- TEXT BLOCK
Tidy Data

Analysis-ready data, or ‘tidy data’, is a central concept in data science. The term was coined by Hadley Wickham1 to describe best practices long known in the relational database community, specifically, conventions around formatting tabular data known as Cobb’s Third Normal Form. In this form, each row represents an observation and each column represents a variable. These conventions allow us to leverage powerful software and techniques for data analysis and visualization more easily, as many such tools are designed with tidy data structures in mind. However, wild-caught data often does not follow these rules. Consider this example of NASA data on land ice mass:

import pandas as pd

df = pd.read_csv("http://climate.nasa.gov/system/internal_resources/details/original/499_GRN_ANT_mass_changes.csv",
                skiprows=10, names=['date', 'greenland', 'antarctica'])
df
date greenland antarctica
0 2002.29 1490.68 967.20
1 2002.35 1485.69 978.55
2 2002.62 1286.84 512.02
3 2002.71 1257.85 858.85
4 2002.79 1257.17 693.87
... ... ... ...
135 2014.45 -1672.08 -1021.70
136 2014.62 -1985.59 -1067.84
137 2014.71 -2024.82 -780.87
138 2014.79 -1973.96 -904.38
139 2014.88 -1911.78 -1009.80

140 rows × 3 columns

The column heading we have called ‘greenland’ is not a single variable (feature) being observed, but in fact a mashup of two different variables – the ice mass (in gigatons) on the location of Greenland. (In the original data file it has the name Greenland mass (Gt), which more clearly indicates this mash-up but does not follow our naming conventions. Likewise the column called ‘antarctica’ again measures land ice mass, but at a different location. A “tidy” version of this data would use one column to indicate location (Greenland or Antarctica) and another column to indicate ice mass at that location.

- SUPPLIED ENTRIES

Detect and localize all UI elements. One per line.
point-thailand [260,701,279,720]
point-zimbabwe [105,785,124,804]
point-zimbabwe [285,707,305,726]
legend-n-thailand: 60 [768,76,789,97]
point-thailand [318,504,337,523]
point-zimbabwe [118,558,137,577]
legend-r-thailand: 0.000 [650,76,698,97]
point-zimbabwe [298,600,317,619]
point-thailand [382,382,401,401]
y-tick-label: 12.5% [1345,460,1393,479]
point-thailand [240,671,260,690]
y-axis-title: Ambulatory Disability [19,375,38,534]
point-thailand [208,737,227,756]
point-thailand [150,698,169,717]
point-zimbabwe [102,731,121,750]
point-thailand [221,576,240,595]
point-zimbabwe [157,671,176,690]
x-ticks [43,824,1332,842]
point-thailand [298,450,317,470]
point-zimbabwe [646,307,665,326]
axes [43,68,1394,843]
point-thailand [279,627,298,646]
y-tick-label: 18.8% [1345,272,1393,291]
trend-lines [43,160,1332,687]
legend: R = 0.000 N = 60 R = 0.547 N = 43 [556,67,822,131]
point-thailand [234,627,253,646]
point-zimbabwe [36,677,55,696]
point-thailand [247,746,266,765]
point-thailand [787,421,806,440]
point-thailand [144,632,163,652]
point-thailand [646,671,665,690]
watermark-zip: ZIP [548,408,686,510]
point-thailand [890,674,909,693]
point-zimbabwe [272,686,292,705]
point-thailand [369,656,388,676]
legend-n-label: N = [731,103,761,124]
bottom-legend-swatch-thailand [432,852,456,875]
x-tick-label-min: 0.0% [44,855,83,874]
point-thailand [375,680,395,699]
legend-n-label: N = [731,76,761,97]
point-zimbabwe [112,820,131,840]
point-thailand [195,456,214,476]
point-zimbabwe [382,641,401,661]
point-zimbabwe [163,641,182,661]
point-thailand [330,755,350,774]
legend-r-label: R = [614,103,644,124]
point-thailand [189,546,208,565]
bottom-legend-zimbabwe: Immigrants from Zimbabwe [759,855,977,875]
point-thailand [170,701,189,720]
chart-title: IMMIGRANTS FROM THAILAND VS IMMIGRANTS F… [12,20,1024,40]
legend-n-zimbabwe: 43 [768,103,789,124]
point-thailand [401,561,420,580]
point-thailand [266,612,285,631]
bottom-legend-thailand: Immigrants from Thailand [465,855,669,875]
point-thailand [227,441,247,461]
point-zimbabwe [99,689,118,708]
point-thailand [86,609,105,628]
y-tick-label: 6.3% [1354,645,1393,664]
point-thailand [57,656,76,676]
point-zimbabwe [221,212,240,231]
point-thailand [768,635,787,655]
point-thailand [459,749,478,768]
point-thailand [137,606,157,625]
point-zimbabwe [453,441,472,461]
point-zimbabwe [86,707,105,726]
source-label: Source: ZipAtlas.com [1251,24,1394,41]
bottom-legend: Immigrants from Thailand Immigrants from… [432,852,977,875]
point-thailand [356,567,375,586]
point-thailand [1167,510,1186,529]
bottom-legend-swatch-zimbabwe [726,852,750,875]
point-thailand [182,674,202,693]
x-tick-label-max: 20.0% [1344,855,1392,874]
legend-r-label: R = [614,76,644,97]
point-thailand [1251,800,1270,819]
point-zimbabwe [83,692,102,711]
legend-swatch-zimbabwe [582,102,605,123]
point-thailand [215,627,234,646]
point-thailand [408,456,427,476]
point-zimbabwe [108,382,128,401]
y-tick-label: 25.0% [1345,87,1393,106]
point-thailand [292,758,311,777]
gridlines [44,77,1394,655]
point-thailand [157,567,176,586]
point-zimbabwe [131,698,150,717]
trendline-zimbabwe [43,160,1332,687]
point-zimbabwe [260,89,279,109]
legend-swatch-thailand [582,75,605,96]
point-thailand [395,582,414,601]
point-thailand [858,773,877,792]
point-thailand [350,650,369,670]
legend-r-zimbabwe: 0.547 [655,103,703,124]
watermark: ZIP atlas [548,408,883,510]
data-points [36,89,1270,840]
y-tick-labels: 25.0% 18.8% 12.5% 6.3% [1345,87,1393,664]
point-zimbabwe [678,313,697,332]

- CHALLENGE
From the text on tidy data, extract the passage starting at "140 rows × 3" and ending at "at that location.". Answer using only the tidy data text, without drawing on the rows.

- SOLUTION
140 rows × 3 columns

The column heading we have called ‘greenland’ is not a single variable (feature) being observed, but in fact a mashup of two different variables – the ice mass (in gigatons) on the location of Greenland. (In the original data file it has the name Greenland mass (Gt), which more clearly indicates this mash-up but does not follow our naming conventions. Likewise the column called ‘antarctica’ again measures land ice mass, but at a different location. A “tidy” version of this data would use one column to indicate location (Greenland or Antarctica) and another column to indicate ice mass at that location.